------ Extrait fourni ------

Lili Marleen (film)

De Cinéann.

Lili Marleen film allemand réalisé par Rainer Werner Fassbinder et sorti en 1981

Analyse critique

Le film débute à Zurich, en 1938. Willie, une chanteuse de cabaret allemande, entretient une relation amoureuse avec Robert Mendelsson, un Juif suisse, membre d'une organisation secrète venant en aide aux Juifs voulant fuir l'Allemagne nazie. Mais David, le père de Robert, voit cette relation d'un mauvais œil et cherche à y mettre fin. Willie vient en aide à leur organisation mais, à cause des manœuvres de David, elle se retrouve bloquée en Allemagne au terme de sa première mission.

Séparés par les évènements, Willie et Robert vont suivre, pendant la Seconde Guerre mondiale, des trajectoires en apparence opposées. Il aidera les Juifs allemands à fuir leur pays, elle deviendra une grande vedette de l'Allemagne hitlérienne. Les deux amants semblent définitivement séparés. Willie tombe sous la protection d'un haut dignitaire nazi qui lui fait enregistrer une chanson, " Lili Marleen", sans succès. Mais un soir, l'émetteur militaire de Radio Belgrade la diffuse aux quatre coins du " Grand Reich". C'est le triomphe ; les soldats de la Wehrmacht, mais aussi les Alliés, engagés dans une guerre sans fin, font de cette chanson mélancolique leur rengaine. Willie devient alors l'une des plus grandes stars du régime. Au péril de sa vie, Robert retrouve Willie un court instant. Espionné par la Gestapo, il est arrêté. Certains de ses amis prient celle qui est désormais " Lili Marleen " de profiter d'une tournée en Pologne pour passer secrètement un film sur les camps de concentration lequel servira de monnaie d'échange contre la liberté de Robert et d'autres détenus.

À son tour Willie est suspectée. Elle tente de se suicider, mais la propagande nazie la " récupère " une nouvelle fois. Après l'armistice, Willie repart pour Zurich avec l'intention de retrouver Robert. Dans les coulisses, alors que dans la salle de concert Robert reçoit un accueil triomphal, elle rencontre Myriam, sa femme. Comprenant que son amant semble désormais heureux, Willie quitte le théâtre et son passé.

------

**Volets de l'exercice**:
(A) Reproduisez fidèlement le passage de l'extrait consacré au film Lili Marleen, depuis « De Cinéann. » jusqu'à « sa première mission. ».
(B) Transcrivez à l'identique les lignes de données, depuis celle qui contient « insert-item-label: rdered List » jusqu'à celle qui contient « insert-item-label: re [73, 202, 84, 216] », ces deux lignes comprises.
L'extrait et les lignes de données constituent deux ensembles distincts.

------ Données de travail ------

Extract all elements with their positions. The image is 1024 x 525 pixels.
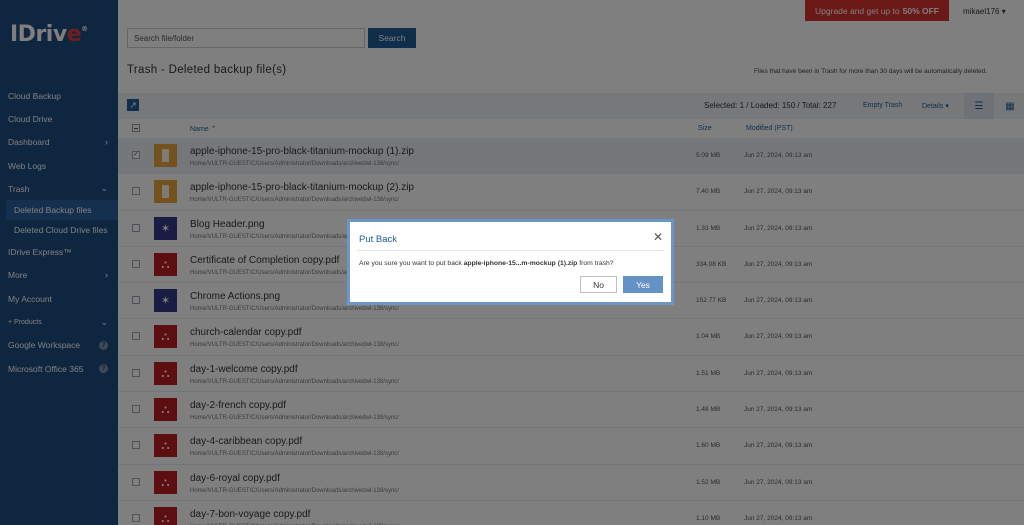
modal-backdrop[interactable]: Put Back ✕ Are you sure you want to put … xyxy=(0,0,1024,525)
no-button[interactable]: No xyxy=(580,276,617,293)
dialog-text-before: Are you sure you want to put back xyxy=(359,260,464,267)
dialog-title: Put Back xyxy=(359,234,398,245)
yes-button[interactable]: Yes xyxy=(623,276,663,293)
dialog-divider xyxy=(357,250,664,251)
dialog-text-after: from trash? xyxy=(577,260,614,267)
dialog-message: Are you sure you want to put back apple-… xyxy=(359,260,614,267)
put-back-dialog: Put Back ✕ Are you sure you want to put … xyxy=(347,219,674,305)
close-icon[interactable]: ✕ xyxy=(653,230,663,244)
dialog-file-name: apple-iphone-15...m-mockup (1).zip xyxy=(463,260,578,267)
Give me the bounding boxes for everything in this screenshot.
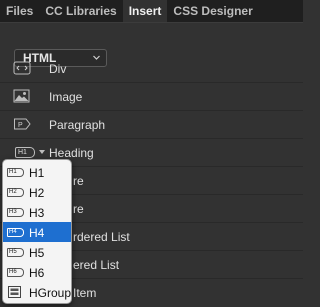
insert-item-label: rdered List [73, 230, 130, 244]
insert-item-label: re [73, 174, 84, 188]
paragraph-icon: P [14, 118, 31, 130]
heading-icon: H1 [15, 147, 35, 158]
heading-badge-icon: H3 [7, 208, 24, 217]
menu-item-label: H2 [29, 186, 45, 200]
menu-item-label: H4 [29, 226, 45, 240]
menu-item-h5[interactable]: H5 H5 [3, 242, 71, 262]
insert-item-label: Heading [49, 146, 94, 160]
tab-cc-libraries[interactable]: CC Libraries [39, 0, 122, 22]
insert-item-label: Item [73, 286, 97, 300]
heading-badge-icon: H6 [7, 268, 24, 277]
menu-item-h1[interactable]: H1 H1 [3, 162, 71, 182]
menu-item-h3[interactable]: H3 H3 [3, 202, 71, 222]
menu-item-h2[interactable]: H2 H2 [3, 182, 71, 202]
insert-item-div[interactable]: Div [0, 55, 303, 82]
menu-item-label: HGroup [29, 286, 72, 300]
dropdown-arrow-icon[interactable] [39, 150, 45, 155]
heading-badge-icon: H4 [7, 228, 24, 237]
tab-insert[interactable]: Insert [122, 0, 168, 22]
menu-item-label: H5 [29, 246, 45, 260]
menu-item-label: H3 [29, 206, 45, 220]
menu-item-label: H6 [29, 266, 45, 280]
insert-item-label: re [73, 202, 84, 216]
div-icon [13, 61, 31, 75]
menu-item-label: H1 [29, 166, 45, 180]
insert-item-label: Image [49, 90, 83, 104]
menu-item-h6[interactable]: H6 H6 [3, 262, 71, 282]
heading-level-menu: H1 H1 H2 H2 H3 H3 H4 H4 H5 H5 H6 H6 HGro… [2, 159, 72, 304]
menu-item-h4[interactable]: H4 H4 [3, 222, 71, 242]
insert-item-label: Div [49, 62, 67, 76]
menu-item-hgroup[interactable]: HGroup [3, 282, 72, 302]
insert-item-label: Paragraph [49, 118, 106, 132]
heading-badge-icon: H2 [7, 188, 24, 197]
heading-badge-icon: H5 [7, 248, 24, 257]
heading-badge-icon: H1 [7, 168, 24, 177]
insert-item-paragraph[interactable]: P Paragraph [0, 111, 303, 138]
tab-css-designer[interactable]: CSS Designer [167, 0, 258, 22]
insert-item-image[interactable]: Image [0, 83, 303, 110]
panel-tab-bar: Files CC Libraries Insert CSS Designer [0, 0, 303, 22]
hgroup-icon [8, 286, 21, 298]
insert-item-label: ered List [73, 258, 120, 272]
image-icon [13, 89, 30, 103]
svg-text:P: P [18, 122, 23, 129]
tab-files[interactable]: Files [0, 0, 39, 22]
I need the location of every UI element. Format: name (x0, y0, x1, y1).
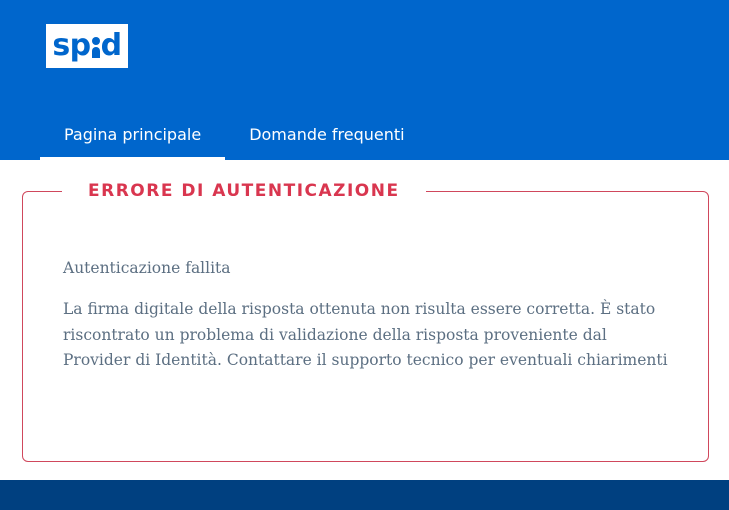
footer (0, 480, 729, 510)
error-message: La firma digitale della risposta ottenut… (63, 300, 668, 369)
logo-text-left: sp (52, 28, 91, 63)
tab-domande-frequenti[interactable]: Domande frequenti (225, 108, 428, 160)
spid-logo[interactable]: sp d (46, 24, 128, 68)
main-nav: Pagina principale Domande frequenti (40, 108, 429, 160)
header: sp d Pagina principale Domande frequenti (0, 0, 729, 160)
logo-person-icon (91, 31, 101, 61)
logo-text-right: d (100, 28, 122, 63)
tab-pagina-principale[interactable]: Pagina principale (40, 108, 226, 160)
error-subtitle: Autenticazione fallita (63, 259, 231, 277)
error-title: ERRORE DI AUTENTICAZIONE (62, 180, 426, 202)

------

**Réponses fournies**:
(A)
De Cinéann.

Lili Marleen film allemand réalisé par Rainer Werner Fassbinder et sorti en 1981

Analyse critique

Le film débute à Zurich, en 1938. Willie, une chanteuse de cabaret allemande, entretient une relation amoureuse avec Robert Mendelsson, un Juif suisse, membre d'une organisation secrète venant en aide aux Juifs voulant fuir l'Allemagne nazie. Mais David, le père de Robert, voit cette relation d'un mauvais œil et cherche à y mettre fin. Willie vient en aide à leur organisation mais, à cause des manœuvres de David, elle se retrouve bloquée en Allemagne au terme de sa première mission.

(B)
insert-item-label: rdered List [73, 230, 130, 244]
insert-item-label: re [73, 174, 84, 188]
paragraph-icon: P [14, 118, 31, 130]
heading-icon: H1 [15, 147, 35, 158]
heading-badge-icon: H3 [7, 208, 24, 217]
menu-item-label: H2 [29, 186, 45, 200]
menu-item-label: H4 [29, 226, 45, 240]
menu-item-h5[interactable]: H5 H5 [3, 242, 71, 262]
insert-item-label: Heading [49, 146, 94, 160]
tab-cc-libraries[interactable]: CC Libraries [39, 0, 122, 22]
insert-item-label: Item [73, 286, 97, 300]
heading-badge-icon: H6 [7, 268, 24, 277]
menu-item-h1[interactable]: H1 H1 [3, 162, 71, 182]
menu-item-h3[interactable]: H3 H3 [3, 202, 71, 222]
menu-item-h2[interactable]: H2 H2 [3, 182, 71, 202]
insert-item-div[interactable]: Div [0, 55, 303, 82]
menu-item-label: HGroup [29, 286, 72, 300]
dropdown-arrow-icon[interactable] [39, 150, 45, 155]
heading-badge-icon: H4 [7, 228, 24, 237]
tab-insert[interactable]: Insert [122, 0, 168, 22]
menu-item-label: H5 [29, 246, 45, 260]
menu-item-label: H3 [29, 206, 45, 220]
menu-item-label: H6 [29, 266, 45, 280]
insert-item-label: re [73, 202, 84, 216]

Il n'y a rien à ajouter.